Written instruction
Without the pictures, output the records below word for word.

Dataset records
━━━━━━━━━━━━━━━━━━━━━━━━━━━━━━

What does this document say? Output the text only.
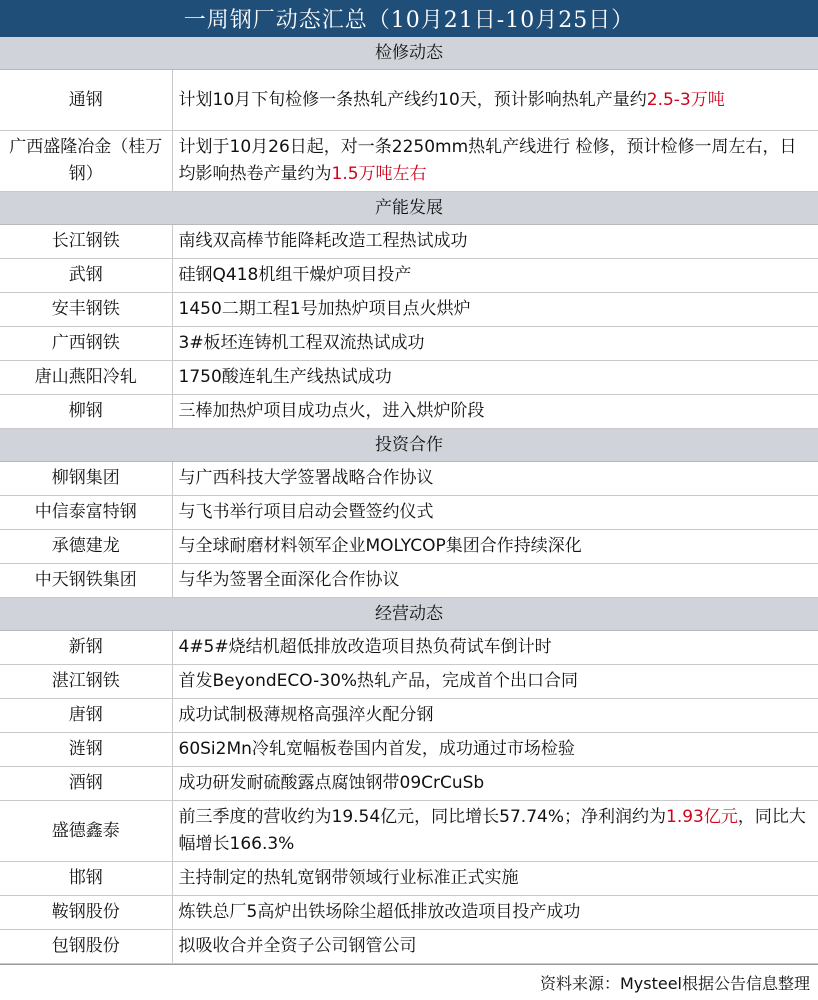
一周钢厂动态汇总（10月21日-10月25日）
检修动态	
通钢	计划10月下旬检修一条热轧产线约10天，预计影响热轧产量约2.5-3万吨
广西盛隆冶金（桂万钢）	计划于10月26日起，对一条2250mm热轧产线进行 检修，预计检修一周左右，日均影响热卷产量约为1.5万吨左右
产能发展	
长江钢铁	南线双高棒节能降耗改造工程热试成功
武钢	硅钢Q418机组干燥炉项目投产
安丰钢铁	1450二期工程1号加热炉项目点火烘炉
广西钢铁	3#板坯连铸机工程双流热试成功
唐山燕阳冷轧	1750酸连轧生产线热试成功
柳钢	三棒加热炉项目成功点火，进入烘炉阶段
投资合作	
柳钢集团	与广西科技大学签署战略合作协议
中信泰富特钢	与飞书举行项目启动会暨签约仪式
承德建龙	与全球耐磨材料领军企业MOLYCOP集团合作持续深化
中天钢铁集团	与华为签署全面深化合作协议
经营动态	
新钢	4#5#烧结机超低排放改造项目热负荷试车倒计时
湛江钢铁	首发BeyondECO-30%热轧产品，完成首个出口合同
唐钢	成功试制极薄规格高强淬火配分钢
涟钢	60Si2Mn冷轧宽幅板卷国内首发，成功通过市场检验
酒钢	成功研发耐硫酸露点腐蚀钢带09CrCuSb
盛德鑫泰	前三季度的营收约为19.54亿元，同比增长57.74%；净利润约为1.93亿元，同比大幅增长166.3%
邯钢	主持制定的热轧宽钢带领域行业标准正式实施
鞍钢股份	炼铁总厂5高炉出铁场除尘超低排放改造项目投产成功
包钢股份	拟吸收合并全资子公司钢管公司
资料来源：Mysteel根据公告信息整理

━━━━━━━━━━━━━━━━━━━━━━━━━━━━━━

Task response
What does this document say? Output the text only.
一周钢厂动态汇总（10月21日-10月25日）
检修动态	
通钢	计划10月下旬检修一条热轧产线约10天，预计影响热轧产量约2.5-3万吨
广西盛隆冶金（桂万钢）	计划于10月26日起，对一条2250mm热轧产线进行 检修，预计检修一周左右，日均影响热卷产量约为1.5万吨左右
产能发展	
长江钢铁	南线双高棒节能降耗改造工程热试成功
武钢	硅钢Q418机组干燥炉项目投产
安丰钢铁	1450二期工程1号加热炉项目点火烘炉
广西钢铁	3#板坯连铸机工程双流热试成功
唐山燕阳冷轧	1750酸连轧生产线热试成功
柳钢	三棒加热炉项目成功点火，进入烘炉阶段
投资合作	
柳钢集团	与广西科技大学签署战略合作协议
中信泰富特钢	与飞书举行项目启动会暨签约仪式
承德建龙	与全球耐磨材料领军企业MOLYCOP集团合作持续深化
中天钢铁集团	与华为签署全面深化合作协议
经营动态	
新钢	4#5#烧结机超低排放改造项目热负荷试车倒计时
湛江钢铁	首发BeyondECO-30%热轧产品，完成首个出口合同
唐钢	成功试制极薄规格高强淬火配分钢
涟钢	60Si2Mn冷轧宽幅板卷国内首发，成功通过市场检验
酒钢	成功研发耐硫酸露点腐蚀钢带09CrCuSb
盛德鑫泰	前三季度的营收约为19.54亿元，同比增长57.74%；净利润约为1.93亿元，同比大幅增长166.3%
邯钢	主持制定的热轧宽钢带领域行业标准正式实施
鞍钢股份	炼铁总厂5高炉出铁场除尘超低排放改造项目投产成功
包钢股份	拟吸收合并全资子公司钢管公司
资料来源：Mysteel根据公告信息整理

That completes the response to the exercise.